I’ll admit to feeling somewhat anxious about this review pulling me away from Roon. As a stepping stone I first moved from Roon to Audirvana+ where Tidal gets zero look in. Roon might offer the ultimate in library experience but it falls short of Audirvana+ on sound quality, coming off slightly flat and less involving by comparison. This mirrors my findings in comparing the Aurender to a Mac Mini kitted with bells and whistles. The N100H is more resolving and emotionally engaging; it makes me want to listen for longer.
The Aurender N100H also has the edge on the AURALiC Aries on both build quality and ultimate usability. Front panel control is of genuine value, particularly to those moving over to computer-based audio from a CD player or those needing to quick access to pause before answering the phone
The Aurender also pips the AURALiC piece to the post on sound quality. But only just. The N100H is a little meatier with acoustic mass – not that the Aries is skeletal by any stretch. Such deltas couldn’t – and shouldn’t – be described as huge. In trying to nail ‘em down I was reminded of the John Cleese’s waiter tempting the gluttonous Monsieur Creosote with an after dinner mint in Monty Python’s Meaning Of Life. “It’s only wafer thin, Sir”.
I’d also add that the audible amelioration brought by switching from the Chinese streamer (that doubles as a server) to the South Korean server (that doubles as a streamer) moves in lockstep with an increase in physical mass, build quality and – perhaps most crucially to the consumer – price. Even though an extra grand is required for the Aurender ya get what ya pay for.
But let’s bring things back full circle. The Aurender N100H sounds superior to a tricked-out MacMini which in turn bests a MacBook Air (proving that an SSD ain’t everything). In Aurender land, the need for corrective accessories doesn’t weigh anyway near as heavily. The likes of the Uptone Regen and/or AudioQuest still bring improvements but of minor magnitude. Up in smoke goes the need for audiophile software player and USB-converter. The point is: they aren’t mandatory – the N100H sounds terrific out of the box.
And there’s Roon. Less three dimensional of soundstage and supple with dynamics that Audirvana+. That’s a tricky situation to reconcile. For the listener demanding the best of both worlds – Roon’s peerless library skinning and interface AND Audirvana+’s superior sound – Apple hardware cannot help. But Aurender can. Roon Endpoint functionality is reportedly just around the corner for the N100H. In the meantime, one can fire Roon at the Aurender’s in-built Airplay service.
|---|
• **Aim of the task**:
List every audio device that the review text names by brand or model and compares for sound or build.
|---|
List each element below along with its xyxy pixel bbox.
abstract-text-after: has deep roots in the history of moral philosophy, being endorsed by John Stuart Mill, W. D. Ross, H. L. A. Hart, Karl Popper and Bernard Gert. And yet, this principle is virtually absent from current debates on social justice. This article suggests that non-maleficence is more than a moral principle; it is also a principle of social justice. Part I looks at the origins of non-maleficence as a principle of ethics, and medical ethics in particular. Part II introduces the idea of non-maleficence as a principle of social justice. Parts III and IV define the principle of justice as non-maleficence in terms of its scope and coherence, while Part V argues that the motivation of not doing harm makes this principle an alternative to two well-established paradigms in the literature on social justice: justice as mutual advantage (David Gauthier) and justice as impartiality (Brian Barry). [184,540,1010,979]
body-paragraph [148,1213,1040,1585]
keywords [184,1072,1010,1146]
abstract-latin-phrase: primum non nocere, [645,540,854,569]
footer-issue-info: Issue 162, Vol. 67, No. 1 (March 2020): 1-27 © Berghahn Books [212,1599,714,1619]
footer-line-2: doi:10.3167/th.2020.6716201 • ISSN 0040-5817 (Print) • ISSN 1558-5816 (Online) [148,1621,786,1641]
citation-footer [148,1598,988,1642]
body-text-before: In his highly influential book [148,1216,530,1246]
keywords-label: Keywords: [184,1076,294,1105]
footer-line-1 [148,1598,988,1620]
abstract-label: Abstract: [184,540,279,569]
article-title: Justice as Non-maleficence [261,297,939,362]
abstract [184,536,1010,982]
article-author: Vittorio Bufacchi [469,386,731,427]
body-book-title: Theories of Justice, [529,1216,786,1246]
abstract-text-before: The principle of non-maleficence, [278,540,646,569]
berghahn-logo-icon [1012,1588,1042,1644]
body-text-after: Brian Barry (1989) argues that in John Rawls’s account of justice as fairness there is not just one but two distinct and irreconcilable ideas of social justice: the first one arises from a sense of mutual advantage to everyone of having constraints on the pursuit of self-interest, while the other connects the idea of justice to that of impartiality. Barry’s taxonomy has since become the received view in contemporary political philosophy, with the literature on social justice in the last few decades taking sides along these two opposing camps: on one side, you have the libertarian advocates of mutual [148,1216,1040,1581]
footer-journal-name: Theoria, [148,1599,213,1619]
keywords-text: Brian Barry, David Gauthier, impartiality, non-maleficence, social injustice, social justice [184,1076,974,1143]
|---|
• **Response to the task**:
- Aurender N100H
- AURALiC Aries
- Mac Mini
- MacBook Air